Exercise goal =>
Give every entry again, unchanged, and leave its images out.

=-=-=-=-=

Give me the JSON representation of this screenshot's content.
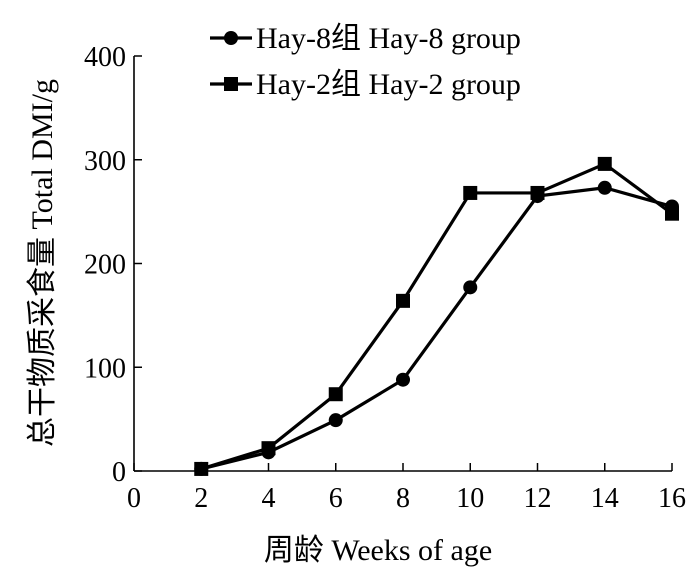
{
  "chart_data": {
    "type": "line",
    "xlabel": "周龄 Weeks of age",
    "ylabel": "总干物质采食量 Total DMI/g",
    "x_ticks": [
      0,
      2,
      4,
      6,
      8,
      10,
      12,
      14,
      16
    ],
    "y_ticks": [
      0,
      100,
      200,
      300,
      400
    ],
    "xlim": [
      0,
      16
    ],
    "ylim": [
      0,
      400
    ],
    "grid": false,
    "legend_position": "top-left",
    "series": [
      {
        "name": "Hay-8组 Hay-8 group",
        "marker": "circle",
        "color": "#000000",
        "x": [
          2,
          4,
          6,
          8,
          10,
          12,
          14,
          16
        ],
        "values": [
          2,
          18,
          49,
          88,
          177,
          265,
          273,
          255
        ]
      },
      {
        "name": "Hay-2组 Hay-2 group",
        "marker": "square",
        "color": "#000000",
        "x": [
          2,
          4,
          6,
          8,
          10,
          12,
          14,
          16
        ],
        "values": [
          2,
          22,
          74,
          164,
          268,
          268,
          296,
          248
        ]
      }
    ]
  }
}
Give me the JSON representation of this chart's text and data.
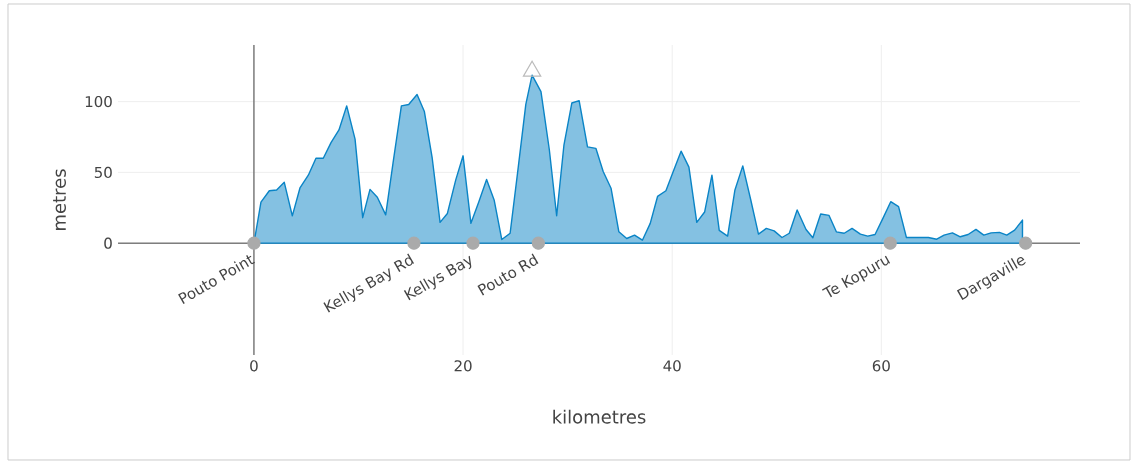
{
  "chart_data": {
    "type": "area",
    "xlabel": "kilometres",
    "ylabel": "metres",
    "xlim": [
      -13,
      79
    ],
    "ylim": [
      -79,
      140
    ],
    "xticks": [
      0,
      20,
      40,
      60
    ],
    "yticks": [
      0,
      50,
      100
    ],
    "grid": true,
    "series": [
      {
        "color": "#0a84c6",
        "marker": "none",
        "x": [
          0,
          0.67,
          1.47,
          2.17,
          2.9,
          3.67,
          4.4,
          5.2,
          5.93,
          6.63,
          7.37,
          8.13,
          8.87,
          9.67,
          10.4,
          11.1,
          11.8,
          12.6,
          13.3,
          14.1,
          14.8,
          15.6,
          16.3,
          17.05,
          17.8,
          18.5,
          19.3,
          20.0,
          20.75,
          21.5,
          22.25,
          22.97,
          23.7,
          24.5,
          25.2,
          26.0,
          26.6,
          27.45,
          28.25,
          28.95,
          29.65,
          30.4,
          31.1,
          31.9,
          32.7,
          33.4,
          34.15,
          34.9,
          35.65,
          36.4,
          37.15,
          37.9,
          38.6,
          39.4,
          40.1,
          40.85,
          41.6,
          42.35,
          43.1,
          43.8,
          44.5,
          45.3,
          46.0,
          46.75,
          47.5,
          48.25,
          49.0,
          49.75,
          50.5,
          51.2,
          51.95,
          52.8,
          53.45,
          54.2,
          55.0,
          55.7,
          56.45,
          57.2,
          58.0,
          58.7,
          59.4,
          60.15,
          60.9,
          61.65,
          62.4,
          64.5,
          65.3,
          66.0,
          66.8,
          67.55,
          68.3,
          69.05,
          69.8,
          70.5,
          71.3,
          72.0,
          72.75,
          73.5
        ],
        "values": [
          0,
          29,
          37,
          37.6,
          43,
          19.3,
          39,
          48,
          60,
          60,
          71,
          80,
          97,
          73.5,
          18,
          38,
          32.4,
          20,
          56.5,
          97,
          98,
          105,
          93,
          60,
          14.7,
          21,
          44.7,
          61.7,
          14,
          29,
          45,
          30.5,
          2.6,
          7,
          49,
          98,
          118.7,
          107,
          66,
          19.4,
          69.5,
          99,
          100.7,
          68,
          67,
          50.6,
          38.8,
          8,
          3.3,
          5.7,
          2.1,
          14,
          33,
          37,
          50.6,
          65,
          53.7,
          14.7,
          22,
          48,
          9,
          5,
          37.6,
          54.6,
          31,
          6.4,
          10.4,
          8.7,
          4,
          7,
          23.4,
          9.7,
          3.8,
          20.6,
          19.6,
          8,
          7,
          10.4,
          6.4,
          5,
          6.1,
          17.5,
          29.3,
          25.8,
          4,
          4,
          2.8,
          5.7,
          7.3,
          4.5,
          6.1,
          9.7,
          5.7,
          7.3,
          7.6,
          5.7,
          9.2,
          16.3
        ]
      },
      {
        "type": "scatter",
        "color": "#aaaaaa",
        "marker": "circle",
        "x": [
          0,
          15.3,
          20.95,
          27.2,
          60.85,
          73.8
        ],
        "values": [
          0,
          0,
          0,
          0,
          0,
          0
        ]
      },
      {
        "type": "scatter",
        "color": "#bbbbbb",
        "marker": "triangle",
        "x": [
          26.6
        ],
        "values": [
          121.5
        ]
      }
    ],
    "annotations": [
      {
        "text": "Pouto Point",
        "x": 0,
        "y": 0
      },
      {
        "text": "Kellys Bay Rd",
        "x": 15.3,
        "y": 0
      },
      {
        "text": "Kellys Bay",
        "x": 20.95,
        "y": 0
      },
      {
        "text": "Pouto Rd",
        "x": 27.2,
        "y": 0
      },
      {
        "text": "Te Kopuru",
        "x": 60.85,
        "y": 0
      },
      {
        "text": "Dargaville",
        "x": 73.8,
        "y": 0
      }
    ]
  }
}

=-=-=-=-=

Answer in full =>
Give me the JSON representation of this screenshot's content.
{
  "chart_data": {
    "type": "line",
    "xlabel": "周龄 Weeks of age",
    "ylabel": "总干物质采食量 Total DMI/g",
    "x_ticks": [
      0,
      2,
      4,
      6,
      8,
      10,
      12,
      14,
      16
    ],
    "y_ticks": [
      0,
      100,
      200,
      300,
      400
    ],
    "xlim": [
      0,
      16
    ],
    "ylim": [
      0,
      400
    ],
    "grid": false,
    "legend_position": "top-left",
    "series": [
      {
        "name": "Hay-8组 Hay-8 group",
        "marker": "circle",
        "color": "#000000",
        "x": [
          2,
          4,
          6,
          8,
          10,
          12,
          14,
          16
        ],
        "values": [
          2,
          18,
          49,
          88,
          177,
          265,
          273,
          255
        ]
      },
      {
        "name": "Hay-2组 Hay-2 group",
        "marker": "square",
        "color": "#000000",
        "x": [
          2,
          4,
          6,
          8,
          10,
          12,
          14,
          16
        ],
        "values": [
          2,
          22,
          74,
          164,
          268,
          268,
          296,
          248
        ]
      }
    ]
  }
}
Give me the JSON representation of this chart's text and data.
{
  "chart_data": {
    "type": "area",
    "xlabel": "kilometres",
    "ylabel": "metres",
    "xlim": [
      -13,
      79
    ],
    "ylim": [
      -79,
      140
    ],
    "xticks": [
      0,
      20,
      40,
      60
    ],
    "yticks": [
      0,
      50,
      100
    ],
    "grid": true,
    "series": [
      {
        "color": "#0a84c6",
        "marker": "none",
        "x": [
          0,
          0.67,
          1.47,
          2.17,
          2.9,
          3.67,
          4.4,
          5.2,
          5.93,
          6.63,
          7.37,
          8.13,
          8.87,
          9.67,
          10.4,
          11.1,
          11.8,
          12.6,
          13.3,
          14.1,
          14.8,
          15.6,
          16.3,
          17.05,
          17.8,
          18.5,
          19.3,
          20.0,
          20.75,
          21.5,
          22.25,
          22.97,
          23.7,
          24.5,
          25.2,
          26.0,
          26.6,
          27.45,
          28.25,
          28.95,
          29.65,
          30.4,
          31.1,
          31.9,
          32.7,
          33.4,
          34.15,
          34.9,
          35.65,
          36.4,
          37.15,
          37.9,
          38.6,
          39.4,
          40.1,
          40.85,
          41.6,
          42.35,
          43.1,
          43.8,
          44.5,
          45.3,
          46.0,
          46.75,
          47.5,
          48.25,
          49.0,
          49.75,
          50.5,
          51.2,
          51.95,
          52.8,
          53.45,
          54.2,
          55.0,
          55.7,
          56.45,
          57.2,
          58.0,
          58.7,
          59.4,
          60.15,
          60.9,
          61.65,
          62.4,
          64.5,
          65.3,
          66.0,
          66.8,
          67.55,
          68.3,
          69.05,
          69.8,
          70.5,
          71.3,
          72.0,
          72.75,
          73.5
        ],
        "values": [
          0,
          29,
          37,
          37.6,
          43,
          19.3,
          39,
          48,
          60,
          60,
          71,
          80,
          97,
          73.5,
          18,
          38,
          32.4,
          20,
          56.5,
          97,
          98,
          105,
          93,
          60,
          14.7,
          21,
          44.7,
          61.7,
          14,
          29,
          45,
          30.5,
          2.6,
          7,
          49,
          98,
          118.7,
          107,
          66,
          19.4,
          69.5,
          99,
          100.7,
          68,
          67,
          50.6,
          38.8,
          8,
          3.3,
          5.7,
          2.1,
          14,
          33,
          37,
          50.6,
          65,
          53.7,
          14.7,
          22,
          48,
          9,
          5,
          37.6,
          54.6,
          31,
          6.4,
          10.4,
          8.7,
          4,
          7,
          23.4,
          9.7,
          3.8,
          20.6,
          19.6,
          8,
          7,
          10.4,
          6.4,
          5,
          6.1,
          17.5,
          29.3,
          25.8,
          4,
          4,
          2.8,
          5.7,
          7.3,
          4.5,
          6.1,
          9.7,
          5.7,
          7.3,
          7.6,
          5.7,
          9.2,
          16.3
        ]
      },
      {
        "type": "scatter",
        "color": "#aaaaaa",
        "marker": "circle",
        "x": [
          0,
          15.3,
          20.95,
          27.2,
          60.85,
          73.8
        ],
        "values": [
          0,
          0,
          0,
          0,
          0,
          0
        ]
      },
      {
        "type": "scatter",
        "color": "#bbbbbb",
        "marker": "triangle",
        "x": [
          26.6
        ],
        "values": [
          121.5
        ]
      }
    ],
    "annotations": [
      {
        "text": "Pouto Point",
        "x": 0,
        "y": 0
      },
      {
        "text": "Kellys Bay Rd",
        "x": 15.3,
        "y": 0
      },
      {
        "text": "Kellys Bay",
        "x": 20.95,
        "y": 0
      },
      {
        "text": "Pouto Rd",
        "x": 27.2,
        "y": 0
      },
      {
        "text": "Te Kopuru",
        "x": 60.85,
        "y": 0
      },
      {
        "text": "Dargaville",
        "x": 73.8,
        "y": 0
      }
    ]
  }
}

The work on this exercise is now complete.